> Directions
The records that follow are to be transcribed in full, without their images.

[Dataset listings of figures]
· · · · · · ·
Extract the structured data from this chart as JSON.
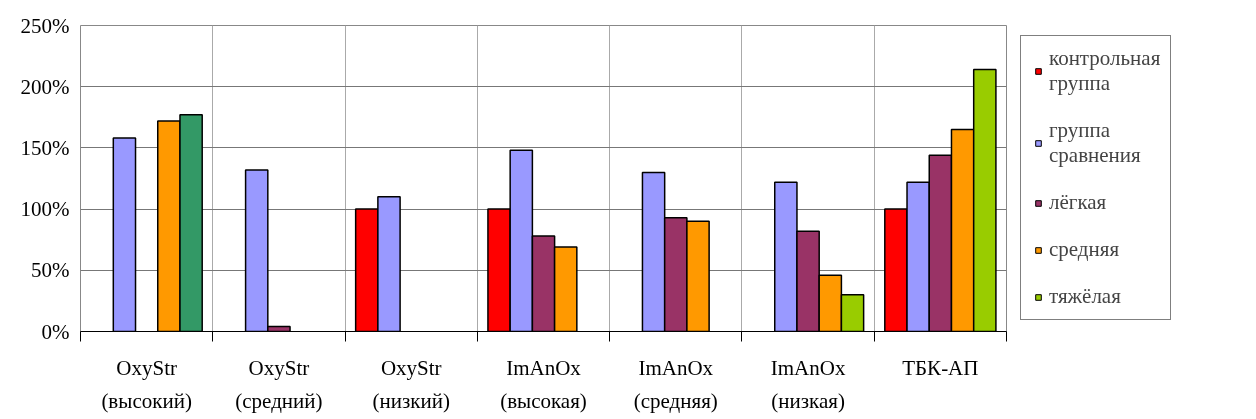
{
  "chart_data": {
    "type": "bar",
    "categories": [
      "OxyStr\n(высокий)",
      "OxyStr\n(средний)",
      "OxyStr\n(низкий)",
      "ImAnOx\n(высокая)",
      "ImAnOx\n(средняя)",
      "ImAnOx\n(низкая)",
      "ТБК-АП"
    ],
    "series": [
      {
        "name": "контрольная группа",
        "color": "#ff0000",
        "values": [
          null,
          null,
          100,
          100,
          null,
          null,
          100
        ]
      },
      {
        "name": "группа сравнения",
        "color": "#9999ff",
        "values": [
          158,
          132,
          110,
          148,
          130,
          122,
          122
        ]
      },
      {
        "name": "лёгкая",
        "color": "#993366",
        "values": [
          null,
          4,
          null,
          78,
          93,
          82,
          144
        ]
      },
      {
        "name": "средняя",
        "color": "#ff9900",
        "values": [
          172,
          null,
          null,
          69,
          90,
          46,
          165
        ]
      },
      {
        "name": "тяжёлая",
        "color": "#99cc00",
        "colors": [
          "#339966",
          "#99cc00",
          "#99cc00",
          "#99cc00",
          "#99cc00",
          "#99cc00",
          "#99cc00"
        ],
        "values": [
          177,
          null,
          null,
          null,
          null,
          30,
          214
        ]
      }
    ],
    "ylim": [
      0,
      250
    ],
    "yticks": [
      {
        "value": 0,
        "label": "0%"
      },
      {
        "value": 50,
        "label": "50%"
      },
      {
        "value": 100,
        "label": "100%"
      },
      {
        "value": 150,
        "label": "150%"
      },
      {
        "value": 200,
        "label": "200%"
      },
      {
        "value": 250,
        "label": "250%"
      }
    ],
    "grid": true,
    "legend": "right"
  }
}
· · · · · · ·
> Solved problem
Extract the structured data from this chart as JSON.
{
  "chart_data": {
    "type": "bar",
    "categories": [
      "OxyStr\n(высокий)",
      "OxyStr\n(средний)",
      "OxyStr\n(низкий)",
      "ImAnOx\n(высокая)",
      "ImAnOx\n(средняя)",
      "ImAnOx\n(низкая)",
      "ТБК-АП"
    ],
    "series": [
      {
        "name": "контрольная группа",
        "color": "#ff0000",
        "values": [
          null,
          null,
          100,
          100,
          null,
          null,
          100
        ]
      },
      {
        "name": "группа сравнения",
        "color": "#9999ff",
        "values": [
          158,
          132,
          110,
          148,
          130,
          122,
          122
        ]
      },
      {
        "name": "лёгкая",
        "color": "#993366",
        "values": [
          null,
          4,
          null,
          78,
          93,
          82,
          144
        ]
      },
      {
        "name": "средняя",
        "color": "#ff9900",
        "values": [
          172,
          null,
          null,
          69,
          90,
          46,
          165
        ]
      },
      {
        "name": "тяжёлая",
        "color": "#99cc00",
        "colors": [
          "#339966",
          "#99cc00",
          "#99cc00",
          "#99cc00",
          "#99cc00",
          "#99cc00",
          "#99cc00"
        ],
        "values": [
          177,
          null,
          null,
          null,
          null,
          30,
          214
        ]
      }
    ],
    "ylim": [
      0,
      250
    ],
    "yticks": [
      {
        "value": 0,
        "label": "0%"
      },
      {
        "value": 50,
        "label": "50%"
      },
      {
        "value": 100,
        "label": "100%"
      },
      {
        "value": 150,
        "label": "150%"
      },
      {
        "value": 200,
        "label": "200%"
      },
      {
        "value": 250,
        "label": "250%"
      }
    ],
    "grid": true,
    "legend": "right"
  }
}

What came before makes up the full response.